• _What to do_:
Provide an exact transcription of all the records.

• _Data records_:
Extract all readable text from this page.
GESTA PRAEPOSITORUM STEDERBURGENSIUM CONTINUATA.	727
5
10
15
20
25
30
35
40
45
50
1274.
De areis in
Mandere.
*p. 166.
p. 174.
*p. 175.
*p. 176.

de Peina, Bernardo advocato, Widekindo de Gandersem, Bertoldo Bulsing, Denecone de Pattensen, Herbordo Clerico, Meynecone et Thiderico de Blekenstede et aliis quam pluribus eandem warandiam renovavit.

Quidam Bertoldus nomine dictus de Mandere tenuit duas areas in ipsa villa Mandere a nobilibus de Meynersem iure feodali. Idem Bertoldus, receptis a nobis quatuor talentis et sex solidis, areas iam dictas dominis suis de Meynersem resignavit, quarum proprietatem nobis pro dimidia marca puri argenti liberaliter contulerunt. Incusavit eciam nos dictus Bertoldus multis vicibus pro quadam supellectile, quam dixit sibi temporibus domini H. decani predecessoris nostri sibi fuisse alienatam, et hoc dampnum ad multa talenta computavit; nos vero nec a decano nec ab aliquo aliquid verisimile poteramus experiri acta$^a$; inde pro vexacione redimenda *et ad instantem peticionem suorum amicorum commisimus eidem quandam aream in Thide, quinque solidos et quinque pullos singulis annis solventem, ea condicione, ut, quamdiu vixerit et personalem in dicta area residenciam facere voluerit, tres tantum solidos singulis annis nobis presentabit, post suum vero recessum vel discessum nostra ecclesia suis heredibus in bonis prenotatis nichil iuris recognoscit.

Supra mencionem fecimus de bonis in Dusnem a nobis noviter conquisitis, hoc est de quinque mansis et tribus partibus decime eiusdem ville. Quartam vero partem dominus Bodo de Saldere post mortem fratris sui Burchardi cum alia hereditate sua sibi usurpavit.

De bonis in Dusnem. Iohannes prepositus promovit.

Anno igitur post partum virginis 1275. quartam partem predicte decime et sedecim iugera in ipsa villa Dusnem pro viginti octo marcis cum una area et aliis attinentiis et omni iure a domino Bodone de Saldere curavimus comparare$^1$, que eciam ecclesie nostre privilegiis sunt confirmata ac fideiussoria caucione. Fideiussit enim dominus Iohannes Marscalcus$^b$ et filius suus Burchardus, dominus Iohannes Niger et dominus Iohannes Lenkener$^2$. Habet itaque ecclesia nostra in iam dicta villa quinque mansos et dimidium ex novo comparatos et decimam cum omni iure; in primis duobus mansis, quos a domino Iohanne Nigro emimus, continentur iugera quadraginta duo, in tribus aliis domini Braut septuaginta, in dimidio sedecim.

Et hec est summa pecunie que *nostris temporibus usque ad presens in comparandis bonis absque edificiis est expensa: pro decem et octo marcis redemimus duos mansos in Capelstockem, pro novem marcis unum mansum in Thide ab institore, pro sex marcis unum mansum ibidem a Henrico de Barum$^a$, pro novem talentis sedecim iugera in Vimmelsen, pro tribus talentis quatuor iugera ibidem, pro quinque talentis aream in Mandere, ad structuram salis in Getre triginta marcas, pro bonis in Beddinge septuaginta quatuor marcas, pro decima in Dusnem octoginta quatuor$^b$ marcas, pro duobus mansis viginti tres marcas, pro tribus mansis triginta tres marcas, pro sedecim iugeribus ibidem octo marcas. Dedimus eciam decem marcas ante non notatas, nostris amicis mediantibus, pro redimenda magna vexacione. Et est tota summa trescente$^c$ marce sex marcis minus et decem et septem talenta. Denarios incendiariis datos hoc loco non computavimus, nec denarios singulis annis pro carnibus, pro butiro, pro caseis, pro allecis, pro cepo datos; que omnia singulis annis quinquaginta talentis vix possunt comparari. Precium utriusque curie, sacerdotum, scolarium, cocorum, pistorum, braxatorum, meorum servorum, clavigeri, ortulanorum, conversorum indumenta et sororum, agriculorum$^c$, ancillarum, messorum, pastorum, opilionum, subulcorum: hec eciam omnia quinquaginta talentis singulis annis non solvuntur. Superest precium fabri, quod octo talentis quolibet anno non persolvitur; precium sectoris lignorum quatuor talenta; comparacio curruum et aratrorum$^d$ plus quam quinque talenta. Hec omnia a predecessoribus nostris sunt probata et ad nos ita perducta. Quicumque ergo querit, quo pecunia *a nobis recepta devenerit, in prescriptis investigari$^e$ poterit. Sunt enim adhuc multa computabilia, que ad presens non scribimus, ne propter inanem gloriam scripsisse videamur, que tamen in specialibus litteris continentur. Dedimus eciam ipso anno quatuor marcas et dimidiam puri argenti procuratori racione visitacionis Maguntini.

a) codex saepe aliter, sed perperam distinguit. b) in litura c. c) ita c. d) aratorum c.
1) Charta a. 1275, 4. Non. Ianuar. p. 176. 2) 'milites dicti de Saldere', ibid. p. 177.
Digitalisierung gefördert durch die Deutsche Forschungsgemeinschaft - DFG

• _Solution_:
Extract all readable text from this page.
GESTA PRAEPOSITORUM STEDERBURGENSIUM CONTINUATA.	727
5
10
15
20
25
30
35
40
45
50
1274.
De areis in
Mandere.
*p. 166.
p. 174.
*p. 175.
*p. 176.

de Peina, Bernardo advocato, Widekindo de Gandersem, Bertoldo Bulsing, Denecone de Pattensen, Herbordo Clerico, Meynecone et Thiderico de Blekenstede et aliis quam pluribus eandem warandiam renovavit.

Quidam Bertoldus nomine dictus de Mandere tenuit duas areas in ipsa villa Mandere a nobilibus de Meynersem iure feodali. Idem Bertoldus, receptis a nobis quatuor talentis et sex solidis, areas iam dictas dominis suis de Meynersem resignavit, quarum proprietatem nobis pro dimidia marca puri argenti liberaliter contulerunt. Incusavit eciam nos dictus Bertoldus multis vicibus pro quadam supellectile, quam dixit sibi temporibus domini H. decani predecessoris nostri sibi fuisse alienatam, et hoc dampnum ad multa talenta computavit; nos vero nec a decano nec ab aliquo aliquid verisimile poteramus experiri acta$^a$; inde pro vexacione redimenda *et ad instantem peticionem suorum amicorum commisimus eidem quandam aream in Thide, quinque solidos et quinque pullos singulis annis solventem, ea condicione, ut, quamdiu vixerit et personalem in dicta area residenciam facere voluerit, tres tantum solidos singulis annis nobis presentabit, post suum vero recessum vel discessum nostra ecclesia suis heredibus in bonis prenotatis nichil iuris recognoscit.

Supra mencionem fecimus de bonis in Dusnem a nobis noviter conquisitis, hoc est de quinque mansis et tribus partibus decime eiusdem ville. Quartam vero partem dominus Bodo de Saldere post mortem fratris sui Burchardi cum alia hereditate sua sibi usurpavit.

De bonis in Dusnem. Iohannes prepositus promovit.

Anno igitur post partum virginis 1275. quartam partem predicte decime et sedecim iugera in ipsa villa Dusnem pro viginti octo marcis cum una area et aliis attinentiis et omni iure a domino Bodone de Saldere curavimus comparare$^1$, que eciam ecclesie nostre privilegiis sunt confirmata ac fideiussoria caucione. Fideiussit enim dominus Iohannes Marscalcus$^b$ et filius suus Burchardus, dominus Iohannes Niger et dominus Iohannes Lenkener$^2$. Habet itaque ecclesia nostra in iam dicta villa quinque mansos et dimidium ex novo comparatos et decimam cum omni iure; in primis duobus mansis, quos a domino Iohanne Nigro emimus, continentur iugera quadraginta duo, in tribus aliis domini Braut septuaginta, in dimidio sedecim.

Et hec est summa pecunie que *nostris temporibus usque ad presens in comparandis bonis absque edificiis est expensa: pro decem et octo marcis redemimus duos mansos in Capelstockem, pro novem marcis unum mansum in Thide ab institore, pro sex marcis unum mansum ibidem a Henrico de Barum$^a$, pro novem talentis sedecim iugera in Vimmelsen, pro tribus talentis quatuor iugera ibidem, pro quinque talentis aream in Mandere, ad structuram salis in Getre triginta marcas, pro bonis in Beddinge septuaginta quatuor marcas, pro decima in Dusnem octoginta quatuor$^b$ marcas, pro duobus mansis viginti tres marcas, pro tribus mansis triginta tres marcas, pro sedecim iugeribus ibidem octo marcas. Dedimus eciam decem marcas ante non notatas, nostris amicis mediantibus, pro redimenda magna vexacione. Et est tota summa trescente$^c$ marce sex marcis minus et decem et septem talenta. Denarios incendiariis datos hoc loco non computavimus, nec denarios singulis annis pro carnibus, pro butiro, pro caseis, pro allecis, pro cepo datos; que omnia singulis annis quinquaginta talentis vix possunt comparari. Precium utriusque curie, sacerdotum, scolarium, cocorum, pistorum, braxatorum, meorum servorum, clavigeri, ortulanorum, conversorum indumenta et sororum, agriculorum$^c$, ancillarum, messorum, pastorum, opilionum, subulcorum: hec eciam omnia quinquaginta talentis singulis annis non solvuntur. Superest precium fabri, quod octo talentis quolibet anno non persolvitur; precium sectoris lignorum quatuor talenta; comparacio curruum et aratrorum$^d$ plus quam quinque talenta. Hec omnia a predecessoribus nostris sunt probata et ad nos ita perducta. Quicumque ergo querit, quo pecunia *a nobis recepta devenerit, in prescriptis investigari$^e$ poterit. Sunt enim adhuc multa computabilia, que ad presens non scribimus, ne propter inanem gloriam scripsisse videamur, que tamen in specialibus litteris continentur. Dedimus eciam ipso anno quatuor marcas et dimidiam puri argenti procuratori racione visitacionis Maguntini.

a) codex saepe aliter, sed perperam distinguit. b) in litura c. c) ita c. d) aratorum c.
1) Charta a. 1275, 4. Non. Ianuar. p. 176. 2) 'milites dicti de Saldere', ibid. p. 177.
Digitalisierung gefördert durch die Deutsche Forschungsgemeinschaft - DFG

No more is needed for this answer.